Exercises ::
1. In the date-parsing package notes, why has the Boost option for nanosecond resolution not been enabled?
2. Write the next part of the date-parsing package notes, starting after their final sentence.

Text provided ::
__________________________________________________

Fractional seconds are supported as well. As R itself only supports microseconds, the Boost compile-time option for nano-second resolution has not been enabled.

Value

A vector of POSIXct elements, or, in the case of anydate, a vector of Date objects.

Notes

By default, the (internal) conversion to (fractional) seconds since the epoch is relative to the locatime of this system, and therefore not completely independent of the settings of the local system. This is to strike a balance between ease of use and functionality. A more-full featured conversion could be possibly be added with support for arbitrary reference times, but this is (at least) currently outside the scope of this package. See the RcppCCTZ package which offers some timezone-shifting and differencing functionality. As of version 0.0.5 one can also parse relative to UTC avoiding the localtime issue,

Times and timezones can be tricky. This package offers a heuristic approach, it is likely that some input formats may not be parsed, or worse, be parsed incorrectly. This is not quite a Bobby Tables situation but care must always be taken with user-supplied input.

The Boost Date_Time library cannot parse single digit months or days. So while ‘2016/09/02’ works (as expected), ‘2016/9/2’ will not. Other non-standard formats may also fail.

There is a known issue (discussed at length in issue ticket 5) where Australian times are off by an hour. This seems to affect only Windows, not Linux.

__________________________________________________

Dataset excerpts ::
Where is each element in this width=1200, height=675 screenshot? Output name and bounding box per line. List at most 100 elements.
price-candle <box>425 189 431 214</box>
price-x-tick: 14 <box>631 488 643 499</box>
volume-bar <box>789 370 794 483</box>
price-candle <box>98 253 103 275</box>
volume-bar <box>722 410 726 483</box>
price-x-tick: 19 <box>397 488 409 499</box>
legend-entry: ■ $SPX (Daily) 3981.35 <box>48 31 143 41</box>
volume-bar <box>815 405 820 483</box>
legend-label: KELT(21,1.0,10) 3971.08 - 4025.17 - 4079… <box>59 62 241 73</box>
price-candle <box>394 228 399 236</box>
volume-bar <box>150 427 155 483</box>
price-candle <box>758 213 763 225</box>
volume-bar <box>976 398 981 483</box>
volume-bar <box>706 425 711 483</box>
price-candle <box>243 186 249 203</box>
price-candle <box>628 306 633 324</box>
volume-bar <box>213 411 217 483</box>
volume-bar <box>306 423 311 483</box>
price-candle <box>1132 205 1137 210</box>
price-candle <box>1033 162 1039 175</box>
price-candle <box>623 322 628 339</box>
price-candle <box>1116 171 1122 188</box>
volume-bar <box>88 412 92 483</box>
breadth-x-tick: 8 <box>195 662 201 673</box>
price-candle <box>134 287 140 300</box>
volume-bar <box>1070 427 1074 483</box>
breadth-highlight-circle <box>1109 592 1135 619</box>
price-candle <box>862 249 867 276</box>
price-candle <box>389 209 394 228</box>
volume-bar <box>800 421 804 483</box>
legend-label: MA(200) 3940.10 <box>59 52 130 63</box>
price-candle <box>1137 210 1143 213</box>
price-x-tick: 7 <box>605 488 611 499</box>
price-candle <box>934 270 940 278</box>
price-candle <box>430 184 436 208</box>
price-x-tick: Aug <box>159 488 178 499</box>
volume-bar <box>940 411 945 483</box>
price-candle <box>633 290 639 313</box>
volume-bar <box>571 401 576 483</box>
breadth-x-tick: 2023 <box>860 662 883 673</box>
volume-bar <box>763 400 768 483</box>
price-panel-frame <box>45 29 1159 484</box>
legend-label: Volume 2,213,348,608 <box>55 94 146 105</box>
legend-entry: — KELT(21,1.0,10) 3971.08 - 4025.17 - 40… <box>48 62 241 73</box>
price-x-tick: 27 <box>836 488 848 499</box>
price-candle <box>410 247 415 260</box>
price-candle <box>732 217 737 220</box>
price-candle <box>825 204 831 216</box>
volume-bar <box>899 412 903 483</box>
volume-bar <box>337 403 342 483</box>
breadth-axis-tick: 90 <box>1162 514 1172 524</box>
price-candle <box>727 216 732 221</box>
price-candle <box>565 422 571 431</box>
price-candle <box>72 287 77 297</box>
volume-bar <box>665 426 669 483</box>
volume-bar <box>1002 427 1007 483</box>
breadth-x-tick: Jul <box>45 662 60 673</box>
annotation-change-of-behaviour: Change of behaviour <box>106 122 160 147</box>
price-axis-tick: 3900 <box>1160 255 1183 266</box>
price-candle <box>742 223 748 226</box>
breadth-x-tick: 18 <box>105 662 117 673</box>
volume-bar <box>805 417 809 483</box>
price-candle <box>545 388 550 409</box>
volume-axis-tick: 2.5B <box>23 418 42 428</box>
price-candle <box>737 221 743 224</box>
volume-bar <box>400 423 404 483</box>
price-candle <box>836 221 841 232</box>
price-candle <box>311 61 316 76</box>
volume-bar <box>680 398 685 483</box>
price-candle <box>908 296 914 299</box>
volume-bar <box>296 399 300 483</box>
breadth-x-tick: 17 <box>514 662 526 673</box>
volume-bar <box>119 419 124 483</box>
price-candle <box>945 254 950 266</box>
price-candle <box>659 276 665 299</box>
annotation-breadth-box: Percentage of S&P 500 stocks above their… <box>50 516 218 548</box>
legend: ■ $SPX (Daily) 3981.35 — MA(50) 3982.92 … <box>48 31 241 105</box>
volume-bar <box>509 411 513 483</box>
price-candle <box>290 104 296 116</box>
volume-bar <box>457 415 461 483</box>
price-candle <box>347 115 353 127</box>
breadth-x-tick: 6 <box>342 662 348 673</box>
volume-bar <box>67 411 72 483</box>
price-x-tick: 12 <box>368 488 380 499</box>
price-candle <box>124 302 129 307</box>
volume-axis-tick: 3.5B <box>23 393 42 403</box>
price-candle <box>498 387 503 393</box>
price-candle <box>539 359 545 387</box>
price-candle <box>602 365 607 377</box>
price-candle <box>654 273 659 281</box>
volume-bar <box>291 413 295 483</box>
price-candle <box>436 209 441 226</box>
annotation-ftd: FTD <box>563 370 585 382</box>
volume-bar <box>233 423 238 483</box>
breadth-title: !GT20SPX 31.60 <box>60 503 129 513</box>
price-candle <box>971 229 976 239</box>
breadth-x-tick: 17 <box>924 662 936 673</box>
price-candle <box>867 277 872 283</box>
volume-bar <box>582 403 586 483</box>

__________________________________________________

Answer list ::
1. It has not been enabled because R itself supports only microseconds.

2.
When given a vector, R will coerce it to the type of the first element. Should that be NA, surprising things can happen: c(NA, Sys.Date()) forces both values to numeric and the date will not be parsed correctly (as its integer value becomes numeric before our code sees it). On the other hand, c(Sys.Date(), NA) works as expected parsing as type Date with one missing value. See issue ticket 11 for more.

Another known issue concerns conversion when the timezone is set to ‘Europe/London’, see GitHub issue tickets 36. 51. 59. and 86. As pointed out in the comment in that last one, the Sys.timezone manual page suggests several alternatives to using ‘Europe/London’ such as ‘GB’.

Yet another known issue arises on Windows due to designs in the Boost library. While we can set the TZ library variable, Boost actually does not consult it but rather relies only on the (Windows) tool tzutil. This means that default behaviour should be as expected: dates and/or times are parsed to the local settings. But testing different TZ values (or more precisely, changes via the (unexported) helper function setTZ function as we cache TZ) will only influence the behaviour on Unix or Unix-alike operating systems and not on Windows. See the discussion at issue ticket 96 for more. In short, the recommendation for Windows user is to also set useR=TRUE when setting a timezone argument.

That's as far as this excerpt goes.